**Text provided**
10.5. Group Clauses

Grouping is also supported, like in SQL.

For each incoming tuple, the expression in the group clause is evaluated to an atomic. The value of this atomic is called a grouping key. The incoming tuples are then grouped according to the grouping key -- one group for each value of the grouping key.

For each group, a tuple is output, in which:

Each grouping variable (appearing in the group clause) is bound to the group's key corresponding to this variable.
Each other (non-grouping) variable is bound to the sequence obtained by concatenating all original values of the variable within the group. Aggregations can then be done on these variables in further clauses.

Here is an example:

for $i in (1, 2),
    $j in (3, 4)
group by $j
...

**Data extract**
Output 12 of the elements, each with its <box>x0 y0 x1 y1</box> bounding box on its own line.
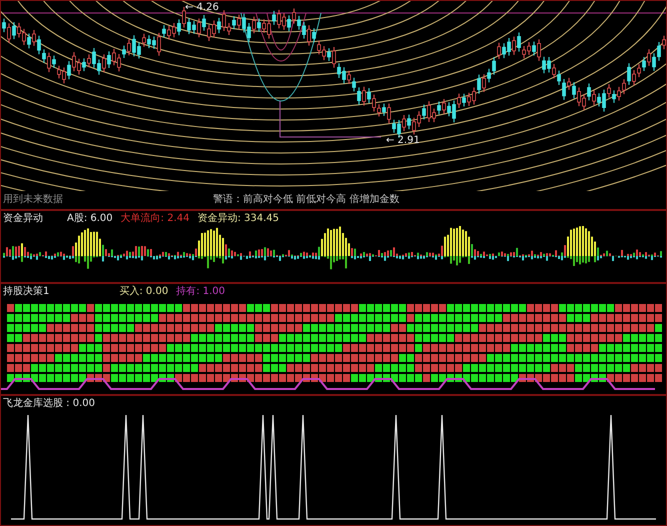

**Exercises**
1. Return the stretch of the section on group clauses from "Grouping is also" through "in further clauses.", copied word for word.
2. Resume the section on group clauses, continuing from the point where it stops.

**Responses by task**
1.
Grouping is also supported, like in SQL.

For each incoming tuple, the expression in the group clause is evaluated to an atomic. The value of this atomic is called a grouping key. The incoming tuples are then grouped according to the grouping key -- one group for each value of the grouping key.

For each group, a tuple is output, in which:

Each grouping variable (appearing in the group clause) is bound to the group's key corresponding to this variable.
Each other (non-grouping) variable is bound to the sequence obtained by concatenating all original values of the variable within the group. Aggregations can then be done on these variables in further clauses.

2.
The first for clause produces four tuples (this is again an ad-hoc syntax for illustrative purposes):

"$i" : 1, "$j" : 3
"$i" : 1, "$j" : 4
"$i" : 2, "$j" : 3
"$i" : 2, "$j" : 4

Then the group clause groups according the value of $j. There are two distinct values (3 and 4), so that this results in two groups.

Group 1 (key $j : 3)
$i : 1, $j : 3
$i : 2, $j : 3

Group 2 (key $j : 4)
$i : 1, $j : 4
$i : 2, $j : 4

In each output tuple, $j is the grouping variable and is bound to the key of the group. $i is non-grouping and is bound to the sequence of all values in the group.

$i : (1, 2), $j : 3
$i : (1, 2), $j : 4

The following query is equivalent to "SELECT question_id FROM answers GROUP BY question_id".

Example 10.13. A group by clause.

for $answer in collection("answers")
group by $question := $answer.question_id
return { "question" : $question }

Results:

{
  "question" : 5453872
}
{
  "question" : 6183352
}
{
  "question" : 4720508
}
{
  "question" : 4419499
}
{
  "question" : 37823
}

The following query is equivalent to "SELECT question_id, COUNT(*) FROM answers GROUP BY question_id".

Example 10.14. A group by clause using count aggregation.

for $answer in collection("answers")
group by $question := $answer.question_id
return {
  "question" : $question,
  "count" : count($answer)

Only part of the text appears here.